*WHAT THE TASK REQUIRES*. Below is a set of records; print all of them exactly as written.

Dataset records
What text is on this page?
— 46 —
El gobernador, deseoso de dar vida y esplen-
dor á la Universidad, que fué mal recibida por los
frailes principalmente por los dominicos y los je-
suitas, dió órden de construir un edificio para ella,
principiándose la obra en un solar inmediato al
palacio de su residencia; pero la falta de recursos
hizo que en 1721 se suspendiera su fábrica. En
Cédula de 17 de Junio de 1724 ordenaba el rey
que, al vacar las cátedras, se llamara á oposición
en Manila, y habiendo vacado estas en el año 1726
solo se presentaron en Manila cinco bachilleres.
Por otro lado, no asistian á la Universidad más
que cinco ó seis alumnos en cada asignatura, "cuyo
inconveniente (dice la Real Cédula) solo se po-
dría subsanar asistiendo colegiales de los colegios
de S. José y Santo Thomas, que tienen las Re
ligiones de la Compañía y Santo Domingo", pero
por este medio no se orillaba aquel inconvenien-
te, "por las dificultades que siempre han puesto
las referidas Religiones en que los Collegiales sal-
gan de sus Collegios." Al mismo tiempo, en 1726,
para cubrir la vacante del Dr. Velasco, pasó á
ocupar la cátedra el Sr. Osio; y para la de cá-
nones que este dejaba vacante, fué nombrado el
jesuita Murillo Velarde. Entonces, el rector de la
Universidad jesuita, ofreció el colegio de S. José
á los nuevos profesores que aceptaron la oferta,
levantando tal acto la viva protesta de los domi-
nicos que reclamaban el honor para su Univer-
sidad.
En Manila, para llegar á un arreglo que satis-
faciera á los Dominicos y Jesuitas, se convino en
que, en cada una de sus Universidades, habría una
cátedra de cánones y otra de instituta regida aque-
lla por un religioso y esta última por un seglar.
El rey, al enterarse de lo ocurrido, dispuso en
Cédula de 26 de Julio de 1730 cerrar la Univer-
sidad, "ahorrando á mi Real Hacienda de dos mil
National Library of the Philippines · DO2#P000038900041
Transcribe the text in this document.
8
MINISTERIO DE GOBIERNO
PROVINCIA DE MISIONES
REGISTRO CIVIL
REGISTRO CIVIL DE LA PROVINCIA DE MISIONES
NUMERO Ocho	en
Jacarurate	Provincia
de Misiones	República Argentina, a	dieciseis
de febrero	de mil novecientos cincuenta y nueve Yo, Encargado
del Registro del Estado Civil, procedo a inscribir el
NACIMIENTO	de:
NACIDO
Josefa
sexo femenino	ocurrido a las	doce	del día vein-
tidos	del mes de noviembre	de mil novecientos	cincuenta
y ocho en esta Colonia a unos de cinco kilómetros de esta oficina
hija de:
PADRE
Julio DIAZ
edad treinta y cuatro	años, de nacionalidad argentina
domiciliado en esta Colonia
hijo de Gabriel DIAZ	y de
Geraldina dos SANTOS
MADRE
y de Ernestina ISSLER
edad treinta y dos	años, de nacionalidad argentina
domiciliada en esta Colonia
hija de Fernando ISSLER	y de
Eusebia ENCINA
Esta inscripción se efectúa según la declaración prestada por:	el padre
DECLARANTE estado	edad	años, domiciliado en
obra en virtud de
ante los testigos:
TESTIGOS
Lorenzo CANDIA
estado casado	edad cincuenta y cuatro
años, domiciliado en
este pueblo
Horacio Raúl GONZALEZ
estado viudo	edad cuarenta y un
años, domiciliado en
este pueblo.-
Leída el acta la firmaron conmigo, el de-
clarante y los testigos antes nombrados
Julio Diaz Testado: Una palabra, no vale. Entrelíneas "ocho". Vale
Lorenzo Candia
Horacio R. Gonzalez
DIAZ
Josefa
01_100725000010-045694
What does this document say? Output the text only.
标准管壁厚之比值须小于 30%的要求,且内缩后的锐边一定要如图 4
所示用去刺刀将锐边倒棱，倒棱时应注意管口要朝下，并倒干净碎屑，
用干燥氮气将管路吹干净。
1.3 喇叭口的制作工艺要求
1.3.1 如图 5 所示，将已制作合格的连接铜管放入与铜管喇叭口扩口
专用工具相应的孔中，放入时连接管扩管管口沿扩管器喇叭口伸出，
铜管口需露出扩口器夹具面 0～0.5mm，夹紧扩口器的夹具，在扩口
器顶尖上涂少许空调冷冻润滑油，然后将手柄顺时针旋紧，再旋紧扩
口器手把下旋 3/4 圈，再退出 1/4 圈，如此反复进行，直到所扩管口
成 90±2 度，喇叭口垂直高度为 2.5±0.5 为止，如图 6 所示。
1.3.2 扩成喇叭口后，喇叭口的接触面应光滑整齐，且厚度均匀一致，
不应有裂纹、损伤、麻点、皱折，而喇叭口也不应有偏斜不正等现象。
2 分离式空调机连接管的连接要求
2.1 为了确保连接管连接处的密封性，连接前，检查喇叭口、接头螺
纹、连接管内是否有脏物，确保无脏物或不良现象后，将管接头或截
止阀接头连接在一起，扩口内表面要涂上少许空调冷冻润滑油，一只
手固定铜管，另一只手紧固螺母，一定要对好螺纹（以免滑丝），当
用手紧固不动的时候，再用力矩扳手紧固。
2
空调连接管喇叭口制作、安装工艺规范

*REPLY*.
What text is on this page?
— 46 —
El gobernador, deseoso de dar vida y esplen-
dor á la Universidad, que fué mal recibida por los
frailes principalmente por los dominicos y los je-
suitas, dió órden de construir un edificio para ella,
principiándose la obra en un solar inmediato al
palacio de su residencia; pero la falta de recursos
hizo que en 1721 se suspendiera su fábrica. En
Cédula de 17 de Junio de 1724 ordenaba el rey
que, al vacar las cátedras, se llamara á oposición
en Manila, y habiendo vacado estas en el año 1726
solo se presentaron en Manila cinco bachilleres.
Por otro lado, no asistian á la Universidad más
que cinco ó seis alumnos en cada asignatura, "cuyo
inconveniente (dice la Real Cédula) solo se po-
dría subsanar asistiendo colegiales de los colegios
de S. José y Santo Thomas, que tienen las Re
ligiones de la Compañía y Santo Domingo", pero
por este medio no se orillaba aquel inconvenien-
te, "por las dificultades que siempre han puesto
las referidas Religiones en que los Collegiales sal-
gan de sus Collegios." Al mismo tiempo, en 1726,
para cubrir la vacante del Dr. Velasco, pasó á
ocupar la cátedra el Sr. Osio; y para la de cá-
nones que este dejaba vacante, fué nombrado el
jesuita Murillo Velarde. Entonces, el rector de la
Universidad jesuita, ofreció el colegio de S. José
á los nuevos profesores que aceptaron la oferta,
levantando tal acto la viva protesta de los domi-
nicos que reclamaban el honor para su Univer-
sidad.
En Manila, para llegar á un arreglo que satis-
faciera á los Dominicos y Jesuitas, se convino en
que, en cada una de sus Universidades, habría una
cátedra de cánones y otra de instituta regida aque-
lla por un religioso y esta última por un seglar.
El rey, al enterarse de lo ocurrido, dispuso en
Cédula de 26 de Julio de 1730 cerrar la Univer-
sidad, "ahorrando á mi Real Hacienda de dos mil
National Library of the Philippines · DO2#P000038900041
Transcribe the text in this document.
8
MINISTERIO DE GOBIERNO
PROVINCIA DE MISIONES
REGISTRO CIVIL
REGISTRO CIVIL DE LA PROVINCIA DE MISIONES
NUMERO Ocho	en
Jacarurate	Provincia
de Misiones	República Argentina, a	dieciseis
de febrero	de mil novecientos cincuenta y nueve Yo, Encargado
del Registro del Estado Civil, procedo a inscribir el
NACIMIENTO	de:
NACIDO
Josefa
sexo femenino	ocurrido a las	doce	del día vein-
tidos	del mes de noviembre	de mil novecientos	cincuenta
y ocho en esta Colonia a unos de cinco kilómetros de esta oficina
hija de:
PADRE
Julio DIAZ
edad treinta y cuatro	años, de nacionalidad argentina
domiciliado en esta Colonia
hijo de Gabriel DIAZ	y de
Geraldina dos SANTOS
MADRE
y de Ernestina ISSLER
edad treinta y dos	años, de nacionalidad argentina
domiciliada en esta Colonia
hija de Fernando ISSLER	y de
Eusebia ENCINA
Esta inscripción se efectúa según la declaración prestada por:	el padre
DECLARANTE estado	edad	años, domiciliado en
obra en virtud de
ante los testigos:
TESTIGOS
Lorenzo CANDIA
estado casado	edad cincuenta y cuatro
años, domiciliado en
este pueblo
Horacio Raúl GONZALEZ
estado viudo	edad cuarenta y un
años, domiciliado en
este pueblo.-
Leída el acta la firmaron conmigo, el de-
clarante y los testigos antes nombrados
Julio Diaz Testado: Una palabra, no vale. Entrelíneas "ocho". Vale
Lorenzo Candia
Horacio R. Gonzalez
DIAZ
Josefa
01_100725000010-045694
What does this document say? Output the text only.
标准管壁厚之比值须小于 30%的要求,且内缩后的锐边一定要如图 4
所示用去刺刀将锐边倒棱，倒棱时应注意管口要朝下，并倒干净碎屑，
用干燥氮气将管路吹干净。
1.3 喇叭口的制作工艺要求
1.3.1 如图 5 所示，将已制作合格的连接铜管放入与铜管喇叭口扩口
专用工具相应的孔中，放入时连接管扩管管口沿扩管器喇叭口伸出，
铜管口需露出扩口器夹具面 0～0.5mm，夹紧扩口器的夹具，在扩口
器顶尖上涂少许空调冷冻润滑油，然后将手柄顺时针旋紧，再旋紧扩
口器手把下旋 3/4 圈，再退出 1/4 圈，如此反复进行，直到所扩管口
成 90±2 度，喇叭口垂直高度为 2.5±0.5 为止，如图 6 所示。
1.3.2 扩成喇叭口后，喇叭口的接触面应光滑整齐，且厚度均匀一致，
不应有裂纹、损伤、麻点、皱折，而喇叭口也不应有偏斜不正等现象。
2 分离式空调机连接管的连接要求
2.1 为了确保连接管连接处的密封性，连接前，检查喇叭口、接头螺
纹、连接管内是否有脏物，确保无脏物或不良现象后，将管接头或截
止阀接头连接在一起，扩口内表面要涂上少许空调冷冻润滑油，一只
手固定铜管，另一只手紧固螺母，一定要对好螺纹（以免滑丝），当
用手紧固不动的时候，再用力矩扳手紧固。
2
空调连接管喇叭口制作、安装工艺规范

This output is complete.